■ **Directions**
Output every record below exactly as it appears.
::::::
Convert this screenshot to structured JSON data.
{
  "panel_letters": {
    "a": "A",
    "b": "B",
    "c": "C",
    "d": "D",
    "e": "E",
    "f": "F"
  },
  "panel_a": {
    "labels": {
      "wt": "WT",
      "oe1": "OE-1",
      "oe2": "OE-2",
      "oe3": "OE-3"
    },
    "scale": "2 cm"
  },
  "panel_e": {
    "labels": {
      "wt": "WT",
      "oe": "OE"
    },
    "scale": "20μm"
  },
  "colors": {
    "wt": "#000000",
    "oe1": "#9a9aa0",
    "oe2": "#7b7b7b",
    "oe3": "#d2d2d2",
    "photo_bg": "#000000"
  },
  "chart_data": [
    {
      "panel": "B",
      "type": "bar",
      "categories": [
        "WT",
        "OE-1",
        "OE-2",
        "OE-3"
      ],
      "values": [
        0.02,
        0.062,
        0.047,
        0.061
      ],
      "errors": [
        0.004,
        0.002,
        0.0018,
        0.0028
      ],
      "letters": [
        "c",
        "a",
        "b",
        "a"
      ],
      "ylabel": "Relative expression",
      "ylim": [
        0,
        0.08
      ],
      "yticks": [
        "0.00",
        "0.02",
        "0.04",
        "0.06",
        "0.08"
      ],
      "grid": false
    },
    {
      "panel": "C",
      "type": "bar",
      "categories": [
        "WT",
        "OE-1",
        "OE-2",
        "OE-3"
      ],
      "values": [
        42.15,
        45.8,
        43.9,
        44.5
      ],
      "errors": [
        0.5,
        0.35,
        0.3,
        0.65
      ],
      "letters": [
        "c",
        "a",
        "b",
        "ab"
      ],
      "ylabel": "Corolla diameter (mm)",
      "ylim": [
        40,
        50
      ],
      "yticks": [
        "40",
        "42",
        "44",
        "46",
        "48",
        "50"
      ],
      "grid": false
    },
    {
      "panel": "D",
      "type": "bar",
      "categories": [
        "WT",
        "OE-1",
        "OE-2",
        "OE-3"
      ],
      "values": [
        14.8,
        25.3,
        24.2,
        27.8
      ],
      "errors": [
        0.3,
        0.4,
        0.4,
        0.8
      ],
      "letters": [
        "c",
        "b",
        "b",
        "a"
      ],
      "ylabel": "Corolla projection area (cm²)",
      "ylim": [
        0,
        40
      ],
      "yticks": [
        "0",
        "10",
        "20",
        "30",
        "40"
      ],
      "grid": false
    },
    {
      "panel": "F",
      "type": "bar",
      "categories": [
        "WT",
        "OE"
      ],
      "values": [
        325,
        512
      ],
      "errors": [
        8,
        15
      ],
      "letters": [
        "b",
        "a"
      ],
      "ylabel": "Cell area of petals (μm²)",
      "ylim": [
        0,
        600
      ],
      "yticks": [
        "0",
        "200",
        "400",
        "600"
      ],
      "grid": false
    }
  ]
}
::::::
■ **Task solution**
Convert this screenshot to structured JSON data.
{
  "panel_letters": {
    "a": "A",
    "b": "B",
    "c": "C",
    "d": "D",
    "e": "E",
    "f": "F"
  },
  "panel_a": {
    "labels": {
      "wt": "WT",
      "oe1": "OE-1",
      "oe2": "OE-2",
      "oe3": "OE-3"
    },
    "scale": "2 cm"
  },
  "panel_e": {
    "labels": {
      "wt": "WT",
      "oe": "OE"
    },
    "scale": "20μm"
  },
  "colors": {
    "wt": "#000000",
    "oe1": "#9a9aa0",
    "oe2": "#7b7b7b",
    "oe3": "#d2d2d2",
    "photo_bg": "#000000"
  },
  "chart_data": [
    {
      "panel": "B",
      "type": "bar",
      "categories": [
        "WT",
        "OE-1",
        "OE-2",
        "OE-3"
      ],
      "values": [
        0.02,
        0.062,
        0.047,
        0.061
      ],
      "errors": [
        0.004,
        0.002,
        0.0018,
        0.0028
      ],
      "letters": [
        "c",
        "a",
        "b",
        "a"
      ],
      "ylabel": "Relative expression",
      "ylim": [
        0,
        0.08
      ],
      "yticks": [
        "0.00",
        "0.02",
        "0.04",
        "0.06",
        "0.08"
      ],
      "grid": false
    },
    {
      "panel": "C",
      "type": "bar",
      "categories": [
        "WT",
        "OE-1",
        "OE-2",
        "OE-3"
      ],
      "values": [
        42.15,
        45.8,
        43.9,
        44.5
      ],
      "errors": [
        0.5,
        0.35,
        0.3,
        0.65
      ],
      "letters": [
        "c",
        "a",
        "b",
        "ab"
      ],
      "ylabel": "Corolla diameter (mm)",
      "ylim": [
        40,
        50
      ],
      "yticks": [
        "40",
        "42",
        "44",
        "46",
        "48",
        "50"
      ],
      "grid": false
    },
    {
      "panel": "D",
      "type": "bar",
      "categories": [
        "WT",
        "OE-1",
        "OE-2",
        "OE-3"
      ],
      "values": [
        14.8,
        25.3,
        24.2,
        27.8
      ],
      "errors": [
        0.3,
        0.4,
        0.4,
        0.8
      ],
      "letters": [
        "c",
        "b",
        "b",
        "a"
      ],
      "ylabel": "Corolla projection area (cm²)",
      "ylim": [
        0,
        40
      ],
      "yticks": [
        "0",
        "10",
        "20",
        "30",
        "40"
      ],
      "grid": false
    },
    {
      "panel": "F",
      "type": "bar",
      "categories": [
        "WT",
        "OE"
      ],
      "values": [
        325,
        512
      ],
      "errors": [
        8,
        15
      ],
      "letters": [
        "b",
        "a"
      ],
      "ylabel": "Cell area of petals (μm²)",
      "ylim": [
        0,
        600
      ],
      "yticks": [
        "0",
        "200",
        "400",
        "600"
      ],
      "grid": false
    }
  ]
}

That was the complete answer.